:: What to produce ::
Below is some material; transcribe all of it exactly.

(Extracted data entries)

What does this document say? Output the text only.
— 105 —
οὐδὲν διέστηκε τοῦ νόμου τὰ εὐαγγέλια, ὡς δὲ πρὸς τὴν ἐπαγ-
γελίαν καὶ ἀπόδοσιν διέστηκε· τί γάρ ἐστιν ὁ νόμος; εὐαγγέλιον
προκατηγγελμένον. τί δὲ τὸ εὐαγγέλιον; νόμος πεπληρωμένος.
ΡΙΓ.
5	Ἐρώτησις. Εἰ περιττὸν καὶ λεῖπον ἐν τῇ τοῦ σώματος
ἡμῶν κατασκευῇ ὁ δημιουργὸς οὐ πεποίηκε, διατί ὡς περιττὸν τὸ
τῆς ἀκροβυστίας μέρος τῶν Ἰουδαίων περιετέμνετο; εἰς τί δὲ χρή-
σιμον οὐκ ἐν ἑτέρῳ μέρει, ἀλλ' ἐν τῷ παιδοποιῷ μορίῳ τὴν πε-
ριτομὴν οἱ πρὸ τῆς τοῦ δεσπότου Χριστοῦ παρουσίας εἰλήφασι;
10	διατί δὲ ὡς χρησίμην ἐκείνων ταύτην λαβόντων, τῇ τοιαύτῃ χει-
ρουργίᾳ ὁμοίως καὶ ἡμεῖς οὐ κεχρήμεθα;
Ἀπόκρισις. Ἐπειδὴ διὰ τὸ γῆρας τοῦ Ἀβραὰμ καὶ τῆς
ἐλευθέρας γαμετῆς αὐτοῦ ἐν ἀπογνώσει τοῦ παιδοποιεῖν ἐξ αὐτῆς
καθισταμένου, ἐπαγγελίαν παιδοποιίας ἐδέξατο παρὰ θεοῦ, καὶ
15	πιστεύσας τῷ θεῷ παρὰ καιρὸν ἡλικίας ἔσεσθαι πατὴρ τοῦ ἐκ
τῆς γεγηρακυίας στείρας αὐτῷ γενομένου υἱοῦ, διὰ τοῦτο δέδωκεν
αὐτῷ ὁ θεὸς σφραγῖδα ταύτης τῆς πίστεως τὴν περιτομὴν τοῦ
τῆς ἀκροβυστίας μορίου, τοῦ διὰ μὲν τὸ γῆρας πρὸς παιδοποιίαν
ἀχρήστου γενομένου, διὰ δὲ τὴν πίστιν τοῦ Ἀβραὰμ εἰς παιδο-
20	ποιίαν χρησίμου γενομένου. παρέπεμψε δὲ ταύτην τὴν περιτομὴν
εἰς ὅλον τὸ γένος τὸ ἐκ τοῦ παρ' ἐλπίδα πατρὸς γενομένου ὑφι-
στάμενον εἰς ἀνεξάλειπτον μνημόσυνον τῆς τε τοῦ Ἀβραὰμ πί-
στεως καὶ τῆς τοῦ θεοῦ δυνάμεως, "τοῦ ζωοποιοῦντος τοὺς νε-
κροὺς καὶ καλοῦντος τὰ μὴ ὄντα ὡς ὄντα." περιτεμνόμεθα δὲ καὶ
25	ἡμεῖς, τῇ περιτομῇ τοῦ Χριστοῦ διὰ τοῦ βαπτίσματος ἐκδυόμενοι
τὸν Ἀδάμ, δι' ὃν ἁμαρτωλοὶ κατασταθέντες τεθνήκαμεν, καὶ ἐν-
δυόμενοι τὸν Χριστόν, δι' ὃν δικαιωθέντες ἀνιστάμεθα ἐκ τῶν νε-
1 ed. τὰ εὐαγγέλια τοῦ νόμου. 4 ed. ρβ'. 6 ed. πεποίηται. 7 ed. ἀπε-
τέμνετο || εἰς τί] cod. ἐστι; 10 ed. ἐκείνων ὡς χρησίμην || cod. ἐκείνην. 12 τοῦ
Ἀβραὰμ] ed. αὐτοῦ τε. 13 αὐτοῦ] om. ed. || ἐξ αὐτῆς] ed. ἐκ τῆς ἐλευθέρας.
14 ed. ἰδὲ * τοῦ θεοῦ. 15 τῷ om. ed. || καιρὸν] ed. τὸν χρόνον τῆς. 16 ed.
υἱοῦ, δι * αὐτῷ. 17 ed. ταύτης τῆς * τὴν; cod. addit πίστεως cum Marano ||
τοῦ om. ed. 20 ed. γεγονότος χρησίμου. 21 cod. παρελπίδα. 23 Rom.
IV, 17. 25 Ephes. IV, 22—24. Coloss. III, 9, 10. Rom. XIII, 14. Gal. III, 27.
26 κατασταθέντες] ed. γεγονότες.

:: Solution for this exercise ::
What does this document say? Output the text only.
— 105 —
οὐδὲν διέστηκε τοῦ νόμου τὰ εὐαγγέλια, ὡς δὲ πρὸς τὴν ἐπαγ-
γελίαν καὶ ἀπόδοσιν διέστηκε· τί γάρ ἐστιν ὁ νόμος; εὐαγγέλιον
προκατηγγελμένον. τί δὲ τὸ εὐαγγέλιον; νόμος πεπληρωμένος.
ΡΙΓ.
5	Ἐρώτησις. Εἰ περιττὸν καὶ λεῖπον ἐν τῇ τοῦ σώματος
ἡμῶν κατασκευῇ ὁ δημιουργὸς οὐ πεποίηκε, διατί ὡς περιττὸν τὸ
τῆς ἀκροβυστίας μέρος τῶν Ἰουδαίων περιετέμνετο; εἰς τί δὲ χρή-
σιμον οὐκ ἐν ἑτέρῳ μέρει, ἀλλ' ἐν τῷ παιδοποιῷ μορίῳ τὴν πε-
ριτομὴν οἱ πρὸ τῆς τοῦ δεσπότου Χριστοῦ παρουσίας εἰλήφασι;
10	διατί δὲ ὡς χρησίμην ἐκείνων ταύτην λαβόντων, τῇ τοιαύτῃ χει-
ρουργίᾳ ὁμοίως καὶ ἡμεῖς οὐ κεχρήμεθα;
Ἀπόκρισις. Ἐπειδὴ διὰ τὸ γῆρας τοῦ Ἀβραὰμ καὶ τῆς
ἐλευθέρας γαμετῆς αὐτοῦ ἐν ἀπογνώσει τοῦ παιδοποιεῖν ἐξ αὐτῆς
καθισταμένου, ἐπαγγελίαν παιδοποιίας ἐδέξατο παρὰ θεοῦ, καὶ
15	πιστεύσας τῷ θεῷ παρὰ καιρὸν ἡλικίας ἔσεσθαι πατὴρ τοῦ ἐκ
τῆς γεγηρακυίας στείρας αὐτῷ γενομένου υἱοῦ, διὰ τοῦτο δέδωκεν
αὐτῷ ὁ θεὸς σφραγῖδα ταύτης τῆς πίστεως τὴν περιτομὴν τοῦ
τῆς ἀκροβυστίας μορίου, τοῦ διὰ μὲν τὸ γῆρας πρὸς παιδοποιίαν
ἀχρήστου γενομένου, διὰ δὲ τὴν πίστιν τοῦ Ἀβραὰμ εἰς παιδο-
20	ποιίαν χρησίμου γενομένου. παρέπεμψε δὲ ταύτην τὴν περιτομὴν
εἰς ὅλον τὸ γένος τὸ ἐκ τοῦ παρ' ἐλπίδα πατρὸς γενομένου ὑφι-
στάμενον εἰς ἀνεξάλειπτον μνημόσυνον τῆς τε τοῦ Ἀβραὰμ πί-
στεως καὶ τῆς τοῦ θεοῦ δυνάμεως, "τοῦ ζωοποιοῦντος τοὺς νε-
κροὺς καὶ καλοῦντος τὰ μὴ ὄντα ὡς ὄντα." περιτεμνόμεθα δὲ καὶ
25	ἡμεῖς, τῇ περιτομῇ τοῦ Χριστοῦ διὰ τοῦ βαπτίσματος ἐκδυόμενοι
τὸν Ἀδάμ, δι' ὃν ἁμαρτωλοὶ κατασταθέντες τεθνήκαμεν, καὶ ἐν-
δυόμενοι τὸν Χριστόν, δι' ὃν δικαιωθέντες ἀνιστάμεθα ἐκ τῶν νε-
1 ed. τὰ εὐαγγέλια τοῦ νόμου. 4 ed. ρβ'. 6 ed. πεποίηται. 7 ed. ἀπε-
τέμνετο || εἰς τί] cod. ἐστι; 10 ed. ἐκείνων ὡς χρησίμην || cod. ἐκείνην. 12 τοῦ
Ἀβραὰμ] ed. αὐτοῦ τε. 13 αὐτοῦ] om. ed. || ἐξ αὐτῆς] ed. ἐκ τῆς ἐλευθέρας.
14 ed. ἰδὲ * τοῦ θεοῦ. 15 τῷ om. ed. || καιρὸν] ed. τὸν χρόνον τῆς. 16 ed.
υἱοῦ, δι * αὐτῷ. 17 ed. ταύτης τῆς * τὴν; cod. addit πίστεως cum Marano ||
τοῦ om. ed. 20 ed. γεγονότος χρησίμου. 21 cod. παρελπίδα. 23 Rom.
IV, 17. 25 Ephes. IV, 22—24. Coloss. III, 9, 10. Rom. XIII, 14. Gal. III, 27.
26 κατασταθέντες] ed. γεγονότες.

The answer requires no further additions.